+++ Data lines
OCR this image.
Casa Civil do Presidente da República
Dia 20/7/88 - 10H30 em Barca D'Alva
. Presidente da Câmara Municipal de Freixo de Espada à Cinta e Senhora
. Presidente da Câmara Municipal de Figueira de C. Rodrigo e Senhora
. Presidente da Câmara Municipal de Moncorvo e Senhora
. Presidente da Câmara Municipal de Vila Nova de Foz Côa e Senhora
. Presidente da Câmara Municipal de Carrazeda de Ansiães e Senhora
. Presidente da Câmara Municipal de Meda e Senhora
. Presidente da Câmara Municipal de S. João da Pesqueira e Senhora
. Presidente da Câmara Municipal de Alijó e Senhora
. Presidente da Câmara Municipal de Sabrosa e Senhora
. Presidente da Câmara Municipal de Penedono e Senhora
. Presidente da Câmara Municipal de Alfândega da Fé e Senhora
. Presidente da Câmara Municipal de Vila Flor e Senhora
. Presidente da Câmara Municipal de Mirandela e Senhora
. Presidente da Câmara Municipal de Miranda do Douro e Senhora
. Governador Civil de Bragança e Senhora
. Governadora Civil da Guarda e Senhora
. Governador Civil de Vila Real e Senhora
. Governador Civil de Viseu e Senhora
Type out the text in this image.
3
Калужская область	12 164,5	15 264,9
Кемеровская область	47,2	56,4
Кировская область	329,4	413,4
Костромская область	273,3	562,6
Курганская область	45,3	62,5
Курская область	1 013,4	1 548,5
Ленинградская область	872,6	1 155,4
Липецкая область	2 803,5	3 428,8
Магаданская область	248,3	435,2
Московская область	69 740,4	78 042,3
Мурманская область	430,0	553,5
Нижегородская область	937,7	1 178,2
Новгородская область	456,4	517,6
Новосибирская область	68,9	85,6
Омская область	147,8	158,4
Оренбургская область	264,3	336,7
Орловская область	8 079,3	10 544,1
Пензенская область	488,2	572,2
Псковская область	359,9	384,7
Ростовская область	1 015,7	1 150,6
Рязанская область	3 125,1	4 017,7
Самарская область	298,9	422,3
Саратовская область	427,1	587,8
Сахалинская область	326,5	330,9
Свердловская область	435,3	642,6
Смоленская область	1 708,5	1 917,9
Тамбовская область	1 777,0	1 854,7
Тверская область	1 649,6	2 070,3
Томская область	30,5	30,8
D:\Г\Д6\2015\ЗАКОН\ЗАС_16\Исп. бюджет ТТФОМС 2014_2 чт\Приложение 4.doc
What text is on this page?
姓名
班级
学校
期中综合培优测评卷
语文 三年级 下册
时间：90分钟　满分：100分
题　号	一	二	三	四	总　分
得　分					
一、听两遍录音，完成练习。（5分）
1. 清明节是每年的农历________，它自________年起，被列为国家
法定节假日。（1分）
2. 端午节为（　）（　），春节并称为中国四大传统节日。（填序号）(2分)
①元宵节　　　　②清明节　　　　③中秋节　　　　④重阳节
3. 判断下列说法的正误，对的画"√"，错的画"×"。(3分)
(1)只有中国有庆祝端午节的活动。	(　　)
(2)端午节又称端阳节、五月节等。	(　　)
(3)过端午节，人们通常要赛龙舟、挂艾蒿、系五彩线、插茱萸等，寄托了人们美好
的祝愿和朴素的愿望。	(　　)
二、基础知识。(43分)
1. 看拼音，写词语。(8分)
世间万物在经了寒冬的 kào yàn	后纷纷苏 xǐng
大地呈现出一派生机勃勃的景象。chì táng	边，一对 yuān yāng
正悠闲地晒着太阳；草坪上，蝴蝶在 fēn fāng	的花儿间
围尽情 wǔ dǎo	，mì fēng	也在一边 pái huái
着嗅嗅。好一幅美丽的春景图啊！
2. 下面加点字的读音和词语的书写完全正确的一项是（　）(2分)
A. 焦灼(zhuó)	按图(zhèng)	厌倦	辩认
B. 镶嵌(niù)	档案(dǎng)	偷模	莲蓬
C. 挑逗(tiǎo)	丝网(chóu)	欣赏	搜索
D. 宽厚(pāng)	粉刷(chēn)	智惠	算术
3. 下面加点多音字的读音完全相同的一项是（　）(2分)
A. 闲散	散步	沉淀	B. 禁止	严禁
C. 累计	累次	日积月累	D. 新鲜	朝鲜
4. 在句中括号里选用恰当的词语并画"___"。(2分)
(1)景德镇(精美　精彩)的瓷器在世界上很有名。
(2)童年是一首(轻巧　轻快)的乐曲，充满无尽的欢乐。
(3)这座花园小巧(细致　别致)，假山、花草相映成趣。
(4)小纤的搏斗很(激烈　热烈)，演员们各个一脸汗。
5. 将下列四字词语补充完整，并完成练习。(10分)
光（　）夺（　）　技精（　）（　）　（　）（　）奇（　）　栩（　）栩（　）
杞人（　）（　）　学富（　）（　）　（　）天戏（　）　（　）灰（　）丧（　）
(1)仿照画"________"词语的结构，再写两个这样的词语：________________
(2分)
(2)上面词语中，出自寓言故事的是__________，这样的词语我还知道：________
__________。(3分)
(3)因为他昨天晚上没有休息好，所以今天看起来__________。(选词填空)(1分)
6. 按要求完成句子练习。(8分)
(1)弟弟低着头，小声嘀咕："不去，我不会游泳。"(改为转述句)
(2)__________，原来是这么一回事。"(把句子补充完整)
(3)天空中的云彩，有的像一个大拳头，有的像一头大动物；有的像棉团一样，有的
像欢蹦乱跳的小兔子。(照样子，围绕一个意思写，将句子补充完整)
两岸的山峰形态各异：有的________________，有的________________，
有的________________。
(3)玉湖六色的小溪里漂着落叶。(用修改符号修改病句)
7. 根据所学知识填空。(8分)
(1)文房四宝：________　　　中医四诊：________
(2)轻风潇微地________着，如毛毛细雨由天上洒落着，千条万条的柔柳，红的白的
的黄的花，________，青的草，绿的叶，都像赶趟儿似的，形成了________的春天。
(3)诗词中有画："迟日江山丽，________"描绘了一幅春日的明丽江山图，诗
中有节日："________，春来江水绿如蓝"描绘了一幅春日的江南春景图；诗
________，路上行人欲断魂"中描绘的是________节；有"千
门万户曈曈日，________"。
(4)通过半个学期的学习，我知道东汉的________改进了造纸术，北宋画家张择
++++++
▸ **Given problem**
Your task is to repeat the data exactly, with nothing left out.

▸ **The completed task**
OCR this image.
Casa Civil do Presidente da República
Dia 20/7/88 - 10H30 em Barca D'Alva
. Presidente da Câmara Municipal de Freixo de Espada à Cinta e Senhora
. Presidente da Câmara Municipal de Figueira de C. Rodrigo e Senhora
. Presidente da Câmara Municipal de Moncorvo e Senhora
. Presidente da Câmara Municipal de Vila Nova de Foz Côa e Senhora
. Presidente da Câmara Municipal de Carrazeda de Ansiães e Senhora
. Presidente da Câmara Municipal de Meda e Senhora
. Presidente da Câmara Municipal de S. João da Pesqueira e Senhora
. Presidente da Câmara Municipal de Alijó e Senhora
. Presidente da Câmara Municipal de Sabrosa e Senhora
. Presidente da Câmara Municipal de Penedono e Senhora
. Presidente da Câmara Municipal de Alfândega da Fé e Senhora
. Presidente da Câmara Municipal de Vila Flor e Senhora
. Presidente da Câmara Municipal de Mirandela e Senhora
. Presidente da Câmara Municipal de Miranda do Douro e Senhora
. Governador Civil de Bragança e Senhora
. Governadora Civil da Guarda e Senhora
. Governador Civil de Vila Real e Senhora
. Governador Civil de Viseu e Senhora
Type out the text in this image.
3
Калужская область	12 164,5	15 264,9
Кемеровская область	47,2	56,4
Кировская область	329,4	413,4
Костромская область	273,3	562,6
Курганская область	45,3	62,5
Курская область	1 013,4	1 548,5
Ленинградская область	872,6	1 155,4
Липецкая область	2 803,5	3 428,8
Магаданская область	248,3	435,2
Московская область	69 740,4	78 042,3
Мурманская область	430,0	553,5
Нижегородская область	937,7	1 178,2
Новгородская область	456,4	517,6
Новосибирская область	68,9	85,6
Омская область	147,8	158,4
Оренбургская область	264,3	336,7
Орловская область	8 079,3	10 544,1
Пензенская область	488,2	572,2
Псковская область	359,9	384,7
Ростовская область	1 015,7	1 150,6
Рязанская область	3 125,1	4 017,7
Самарская область	298,9	422,3
Саратовская область	427,1	587,8
Сахалинская область	326,5	330,9
Свердловская область	435,3	642,6
Смоленская область	1 708,5	1 917,9
Тамбовская область	1 777,0	1 854,7
Тверская область	1 649,6	2 070,3
Томская область	30,5	30,8
D:\Г\Д6\2015\ЗАКОН\ЗАС_16\Исп. бюджет ТТФОМС 2014_2 чт\Приложение 4.doc
What text is on this page?
姓名
班级
学校
期中综合培优测评卷
语文 三年级 下册
时间：90分钟　满分：100分
题　号	一	二	三	四	总　分
得　分					
一、听两遍录音，完成练习。（5分）
1. 清明节是每年的农历________，它自________年起，被列为国家
法定节假日。（1分）
2. 端午节为（　）（　），春节并称为中国四大传统节日。（填序号）(2分)
①元宵节　　　　②清明节　　　　③中秋节　　　　④重阳节
3. 判断下列说法的正误，对的画"√"，错的画"×"。(3分)
(1)只有中国有庆祝端午节的活动。	(　　)
(2)端午节又称端阳节、五月节等。	(　　)
(3)过端午节，人们通常要赛龙舟、挂艾蒿、系五彩线、插茱萸等，寄托了人们美好
的祝愿和朴素的愿望。	(　　)
二、基础知识。(43分)
1. 看拼音，写词语。(8分)
世间万物在经了寒冬的 kào yàn	后纷纷苏 xǐng
大地呈现出一派生机勃勃的景象。chì táng	边，一对 yuān yāng
正悠闲地晒着太阳；草坪上，蝴蝶在 fēn fāng	的花儿间
围尽情 wǔ dǎo	，mì fēng	也在一边 pái huái
着嗅嗅。好一幅美丽的春景图啊！
2. 下面加点字的读音和词语的书写完全正确的一项是（　）(2分)
A. 焦灼(zhuó)	按图(zhèng)	厌倦	辩认
B. 镶嵌(niù)	档案(dǎng)	偷模	莲蓬
C. 挑逗(tiǎo)	丝网(chóu)	欣赏	搜索
D. 宽厚(pāng)	粉刷(chēn)	智惠	算术
3. 下面加点多音字的读音完全相同的一项是（　）(2分)
A. 闲散	散步	沉淀	B. 禁止	严禁
C. 累计	累次	日积月累	D. 新鲜	朝鲜
4. 在句中括号里选用恰当的词语并画"___"。(2分)
(1)景德镇(精美　精彩)的瓷器在世界上很有名。
(2)童年是一首(轻巧　轻快)的乐曲，充满无尽的欢乐。
(3)这座花园小巧(细致　别致)，假山、花草相映成趣。
(4)小纤的搏斗很(激烈　热烈)，演员们各个一脸汗。
5. 将下列四字词语补充完整，并完成练习。(10分)
光（　）夺（　）　技精（　）（　）　（　）（　）奇（　）　栩（　）栩（　）
杞人（　）（　）　学富（　）（　）　（　）天戏（　）　（　）灰（　）丧（　）
(1)仿照画"________"词语的结构，再写两个这样的词语：________________
(2分)
(2)上面词语中，出自寓言故事的是__________，这样的词语我还知道：________
__________。(3分)
(3)因为他昨天晚上没有休息好，所以今天看起来__________。(选词填空)(1分)
6. 按要求完成句子练习。(8分)
(1)弟弟低着头，小声嘀咕："不去，我不会游泳。"(改为转述句)
(2)__________，原来是这么一回事。"(把句子补充完整)
(3)天空中的云彩，有的像一个大拳头，有的像一头大动物；有的像棉团一样，有的
像欢蹦乱跳的小兔子。(照样子，围绕一个意思写，将句子补充完整)
两岸的山峰形态各异：有的________________，有的________________，
有的________________。
(3)玉湖六色的小溪里漂着落叶。(用修改符号修改病句)
7. 根据所学知识填空。(8分)
(1)文房四宝：________　　　中医四诊：________
(2)轻风潇微地________着，如毛毛细雨由天上洒落着，千条万条的柔柳，红的白的
的黄的花，________，青的草，绿的叶，都像赶趟儿似的，形成了________的春天。
(3)诗词中有画："迟日江山丽，________"描绘了一幅春日的明丽江山图，诗
中有节日："________，春来江水绿如蓝"描绘了一幅春日的江南春景图；诗
________，路上行人欲断魂"中描绘的是________节；有"千
门万户曈曈日，________"。
(4)通过半个学期的学习，我知道东汉的________改进了造纸术，北宋画家张择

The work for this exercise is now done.